THE DATA Block Start

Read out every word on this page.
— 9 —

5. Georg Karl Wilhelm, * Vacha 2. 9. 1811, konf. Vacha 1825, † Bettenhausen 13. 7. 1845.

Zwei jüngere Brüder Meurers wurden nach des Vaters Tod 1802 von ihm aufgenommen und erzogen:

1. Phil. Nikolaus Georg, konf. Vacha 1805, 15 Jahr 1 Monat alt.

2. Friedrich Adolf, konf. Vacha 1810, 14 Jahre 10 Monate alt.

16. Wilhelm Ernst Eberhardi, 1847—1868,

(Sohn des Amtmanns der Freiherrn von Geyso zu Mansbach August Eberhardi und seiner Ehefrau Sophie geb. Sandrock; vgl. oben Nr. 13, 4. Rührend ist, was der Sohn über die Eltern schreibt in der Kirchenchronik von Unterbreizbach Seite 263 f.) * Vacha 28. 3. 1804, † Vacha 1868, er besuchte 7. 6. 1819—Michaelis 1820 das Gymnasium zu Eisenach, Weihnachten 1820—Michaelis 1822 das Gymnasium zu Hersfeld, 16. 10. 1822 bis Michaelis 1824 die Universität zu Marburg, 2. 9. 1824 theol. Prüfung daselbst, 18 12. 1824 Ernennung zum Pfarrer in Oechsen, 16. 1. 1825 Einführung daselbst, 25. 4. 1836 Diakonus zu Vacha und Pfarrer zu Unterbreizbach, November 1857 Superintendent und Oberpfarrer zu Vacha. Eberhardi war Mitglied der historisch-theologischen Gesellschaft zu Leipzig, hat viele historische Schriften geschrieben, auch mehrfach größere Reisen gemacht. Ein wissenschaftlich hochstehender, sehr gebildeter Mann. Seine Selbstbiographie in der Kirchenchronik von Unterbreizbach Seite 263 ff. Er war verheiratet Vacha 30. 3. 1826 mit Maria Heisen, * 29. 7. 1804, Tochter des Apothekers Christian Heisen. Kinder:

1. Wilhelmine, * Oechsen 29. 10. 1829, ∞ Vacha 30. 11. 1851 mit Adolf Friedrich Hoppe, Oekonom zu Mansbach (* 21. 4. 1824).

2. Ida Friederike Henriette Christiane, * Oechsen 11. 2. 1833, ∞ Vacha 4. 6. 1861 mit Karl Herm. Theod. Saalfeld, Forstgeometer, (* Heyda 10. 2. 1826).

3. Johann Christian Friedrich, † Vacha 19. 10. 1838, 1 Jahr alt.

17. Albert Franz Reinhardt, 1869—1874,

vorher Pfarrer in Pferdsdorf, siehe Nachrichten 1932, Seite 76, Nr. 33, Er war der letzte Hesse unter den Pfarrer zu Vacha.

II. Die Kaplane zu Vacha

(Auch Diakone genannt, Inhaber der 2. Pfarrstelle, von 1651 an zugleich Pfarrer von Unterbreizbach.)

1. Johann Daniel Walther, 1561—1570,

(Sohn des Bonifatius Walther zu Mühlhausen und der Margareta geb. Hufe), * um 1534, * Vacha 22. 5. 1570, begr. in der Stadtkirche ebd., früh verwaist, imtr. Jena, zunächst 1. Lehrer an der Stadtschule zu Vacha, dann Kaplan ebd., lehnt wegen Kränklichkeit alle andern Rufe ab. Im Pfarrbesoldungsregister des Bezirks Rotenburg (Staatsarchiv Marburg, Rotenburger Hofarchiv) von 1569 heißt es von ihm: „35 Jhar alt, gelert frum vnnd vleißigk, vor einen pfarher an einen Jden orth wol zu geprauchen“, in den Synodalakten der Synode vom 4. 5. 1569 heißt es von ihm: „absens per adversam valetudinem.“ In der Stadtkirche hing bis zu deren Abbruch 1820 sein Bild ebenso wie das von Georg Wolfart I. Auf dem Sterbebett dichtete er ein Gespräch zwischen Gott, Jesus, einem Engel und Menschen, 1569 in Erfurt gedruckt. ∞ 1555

THE DATA Block End

WHAT THE EXERCISE ASKS: The answer must be a single number: the count of lines in the data that contain the word "Friedrich".

EXERCISE ANSWER: 3